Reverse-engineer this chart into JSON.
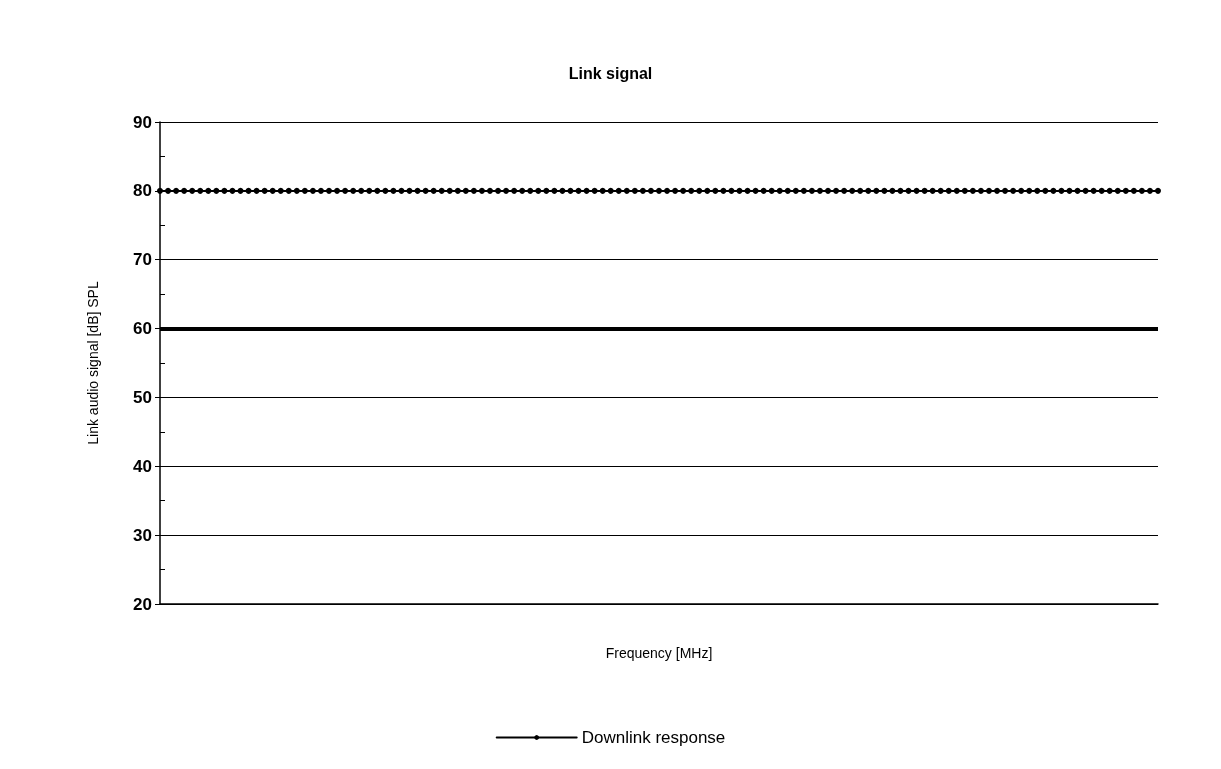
{
  "chart_data": {
    "type": "line",
    "title": "Link signal",
    "xlabel": "Frequency [MHz]",
    "ylabel": "Link audio signal [dB] SPL",
    "categories": [
      null,
      null,
      null,
      null,
      null,
      null,
      null,
      null,
      null,
      null,
      null,
      null,
      null,
      null,
      null,
      null,
      null,
      null,
      null,
      null,
      null,
      null,
      null,
      null,
      null,
      null,
      null,
      null,
      null,
      null,
      null,
      null,
      null,
      null,
      null,
      null,
      null,
      null,
      null,
      null,
      null,
      null,
      null,
      null,
      null,
      null,
      null,
      null,
      null,
      null,
      null,
      null,
      null,
      null,
      null,
      null,
      null,
      null,
      null,
      null,
      null,
      null,
      null,
      null,
      null,
      null,
      null,
      null,
      null,
      null,
      null,
      null,
      null,
      null,
      null,
      null,
      null,
      null,
      null,
      null,
      null,
      null,
      null,
      null,
      null,
      null,
      null,
      null,
      null,
      null,
      null,
      null,
      null,
      null,
      null,
      null,
      null,
      null,
      null,
      null,
      null,
      null,
      null,
      null,
      null,
      null,
      null,
      null,
      null,
      null,
      null,
      null,
      null,
      null,
      null,
      null,
      null,
      null,
      null,
      null,
      null,
      null,
      null,
      null,
      null
    ],
    "series": [
      {
        "name": "Downlink response",
        "color": "#000000",
        "values": [
          80,
          80,
          80,
          80,
          80,
          80,
          80,
          80,
          80,
          80,
          80,
          80,
          80,
          80,
          80,
          80,
          80,
          80,
          80,
          80,
          80,
          80,
          80,
          80,
          80,
          80,
          80,
          80,
          80,
          80,
          80,
          80,
          80,
          80,
          80,
          80,
          80,
          80,
          80,
          80,
          80,
          80,
          80,
          80,
          80,
          80,
          80,
          80,
          80,
          80,
          80,
          80,
          80,
          80,
          80,
          80,
          80,
          80,
          80,
          80,
          80,
          80,
          80,
          80,
          80,
          80,
          80,
          80,
          80,
          80,
          80,
          80,
          80,
          80,
          80,
          80,
          80,
          80,
          80,
          80,
          80,
          80,
          80,
          80,
          80,
          80,
          80,
          80,
          80,
          80,
          80,
          80,
          80,
          80,
          80,
          80,
          80,
          80,
          80,
          80,
          80,
          80,
          80,
          80,
          80,
          80,
          80,
          80,
          80,
          80,
          80,
          80,
          80,
          80,
          80,
          80,
          80,
          80,
          80,
          80,
          80,
          80,
          80,
          80,
          80
        ]
      }
    ],
    "ylim": [
      20,
      90
    ],
    "yticks": [
      20,
      {
        "value": 25,
        "label": null
      },
      30,
      {
        "value": 35,
        "label": null
      },
      40,
      {
        "value": 45,
        "label": null
      },
      50,
      {
        "value": 55,
        "label": null
      },
      60,
      {
        "value": 65,
        "label": null
      },
      70,
      {
        "value": 75,
        "label": null
      },
      80,
      {
        "value": 85,
        "label": null
      },
      90
    ],
    "ref_lines": [
      {
        "axis": "y",
        "value": 60,
        "label": null,
        "color": "#000000"
      }
    ],
    "grid": "y",
    "legend": "bottom",
    "marker": "circle",
    "line_style": "solid",
    "tick_labels": "y"
  }
}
■ ■ ■ ■ ■
- **SHORT TASK**
Of the lines above, copy each that contains "signal".

- **ANSWER TO THIS TASK**
    "title": "Link signal",
    "ylabel": "Link audio signal [dB] SPL",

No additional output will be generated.